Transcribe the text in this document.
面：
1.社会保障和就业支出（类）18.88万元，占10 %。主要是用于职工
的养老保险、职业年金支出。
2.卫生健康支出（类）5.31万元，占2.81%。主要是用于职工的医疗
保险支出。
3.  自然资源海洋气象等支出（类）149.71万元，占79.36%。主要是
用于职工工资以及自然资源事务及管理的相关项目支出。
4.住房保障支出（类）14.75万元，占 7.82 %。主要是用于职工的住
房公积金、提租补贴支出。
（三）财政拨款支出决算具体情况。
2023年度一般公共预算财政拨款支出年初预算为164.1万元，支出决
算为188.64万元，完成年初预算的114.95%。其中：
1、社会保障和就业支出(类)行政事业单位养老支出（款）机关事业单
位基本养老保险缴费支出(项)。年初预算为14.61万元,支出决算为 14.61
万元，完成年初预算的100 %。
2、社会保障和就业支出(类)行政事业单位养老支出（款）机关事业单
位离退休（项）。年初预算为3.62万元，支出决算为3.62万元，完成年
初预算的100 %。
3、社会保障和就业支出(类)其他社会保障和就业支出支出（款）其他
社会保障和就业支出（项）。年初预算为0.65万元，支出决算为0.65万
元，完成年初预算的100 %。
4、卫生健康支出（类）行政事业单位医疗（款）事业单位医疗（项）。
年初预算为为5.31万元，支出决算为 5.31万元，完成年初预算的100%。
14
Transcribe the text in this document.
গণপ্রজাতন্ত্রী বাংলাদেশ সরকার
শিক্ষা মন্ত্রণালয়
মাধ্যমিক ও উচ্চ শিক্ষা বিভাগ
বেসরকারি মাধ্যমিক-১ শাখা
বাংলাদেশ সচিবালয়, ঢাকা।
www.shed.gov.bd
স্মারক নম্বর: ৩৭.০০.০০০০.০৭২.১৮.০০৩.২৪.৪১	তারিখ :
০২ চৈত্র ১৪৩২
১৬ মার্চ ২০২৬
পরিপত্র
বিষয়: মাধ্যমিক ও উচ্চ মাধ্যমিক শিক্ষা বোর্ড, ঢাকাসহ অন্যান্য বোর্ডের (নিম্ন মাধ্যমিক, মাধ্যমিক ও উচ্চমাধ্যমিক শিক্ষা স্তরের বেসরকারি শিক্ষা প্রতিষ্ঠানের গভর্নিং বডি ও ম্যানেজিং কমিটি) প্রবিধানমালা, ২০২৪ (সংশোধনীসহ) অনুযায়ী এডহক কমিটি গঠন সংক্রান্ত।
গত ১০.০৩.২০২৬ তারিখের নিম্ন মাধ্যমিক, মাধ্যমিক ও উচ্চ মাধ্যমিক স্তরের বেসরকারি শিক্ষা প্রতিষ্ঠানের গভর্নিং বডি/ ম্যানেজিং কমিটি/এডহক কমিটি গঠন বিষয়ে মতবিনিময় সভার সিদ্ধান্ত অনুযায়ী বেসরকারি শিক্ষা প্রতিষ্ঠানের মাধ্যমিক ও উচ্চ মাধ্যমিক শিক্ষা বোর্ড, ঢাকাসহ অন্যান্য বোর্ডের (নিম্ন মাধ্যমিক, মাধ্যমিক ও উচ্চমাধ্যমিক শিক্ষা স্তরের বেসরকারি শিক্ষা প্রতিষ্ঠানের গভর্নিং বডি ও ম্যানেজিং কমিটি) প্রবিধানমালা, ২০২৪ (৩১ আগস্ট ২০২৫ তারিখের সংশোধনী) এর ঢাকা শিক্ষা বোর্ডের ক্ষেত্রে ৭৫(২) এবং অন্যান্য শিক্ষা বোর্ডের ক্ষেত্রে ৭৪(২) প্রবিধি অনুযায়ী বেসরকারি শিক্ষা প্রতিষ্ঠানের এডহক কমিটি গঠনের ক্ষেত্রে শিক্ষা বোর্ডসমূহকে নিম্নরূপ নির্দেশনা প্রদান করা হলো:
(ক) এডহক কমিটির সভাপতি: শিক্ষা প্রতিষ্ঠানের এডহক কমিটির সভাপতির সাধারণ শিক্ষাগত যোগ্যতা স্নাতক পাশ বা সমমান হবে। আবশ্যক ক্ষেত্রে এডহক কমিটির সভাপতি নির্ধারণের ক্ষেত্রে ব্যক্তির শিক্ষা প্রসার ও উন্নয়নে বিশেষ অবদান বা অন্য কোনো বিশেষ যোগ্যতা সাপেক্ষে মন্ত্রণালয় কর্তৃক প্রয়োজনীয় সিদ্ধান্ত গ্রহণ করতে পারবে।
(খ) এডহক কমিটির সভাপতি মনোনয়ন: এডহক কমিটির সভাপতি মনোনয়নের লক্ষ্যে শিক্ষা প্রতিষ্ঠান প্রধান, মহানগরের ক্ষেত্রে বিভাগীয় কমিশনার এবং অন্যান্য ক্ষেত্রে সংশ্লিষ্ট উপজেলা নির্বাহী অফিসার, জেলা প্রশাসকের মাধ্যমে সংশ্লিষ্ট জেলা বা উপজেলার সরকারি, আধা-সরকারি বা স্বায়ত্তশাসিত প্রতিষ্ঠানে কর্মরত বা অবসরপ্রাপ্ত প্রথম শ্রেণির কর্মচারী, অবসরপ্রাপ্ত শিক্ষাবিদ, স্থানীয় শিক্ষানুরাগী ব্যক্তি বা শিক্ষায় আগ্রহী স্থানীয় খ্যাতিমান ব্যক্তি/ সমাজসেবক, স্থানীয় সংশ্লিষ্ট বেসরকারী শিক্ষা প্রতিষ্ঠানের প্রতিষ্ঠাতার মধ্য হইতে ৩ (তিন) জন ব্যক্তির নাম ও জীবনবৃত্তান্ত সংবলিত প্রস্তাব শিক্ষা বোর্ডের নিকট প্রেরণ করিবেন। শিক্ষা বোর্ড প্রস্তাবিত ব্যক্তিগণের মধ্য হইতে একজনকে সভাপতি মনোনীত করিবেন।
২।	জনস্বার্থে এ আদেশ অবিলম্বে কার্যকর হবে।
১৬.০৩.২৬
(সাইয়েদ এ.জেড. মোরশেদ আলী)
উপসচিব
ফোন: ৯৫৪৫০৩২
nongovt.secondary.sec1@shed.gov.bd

→ Aim of the exercise: Copy every line of the listing containing the string "行政事业单位养老支出".

→ Finished task:
1、社会保障和就业支出(类)行政事业单位养老支出（款）机关事业单
2、社会保障和就业支出(类)行政事业单位养老支出（款）机关事业单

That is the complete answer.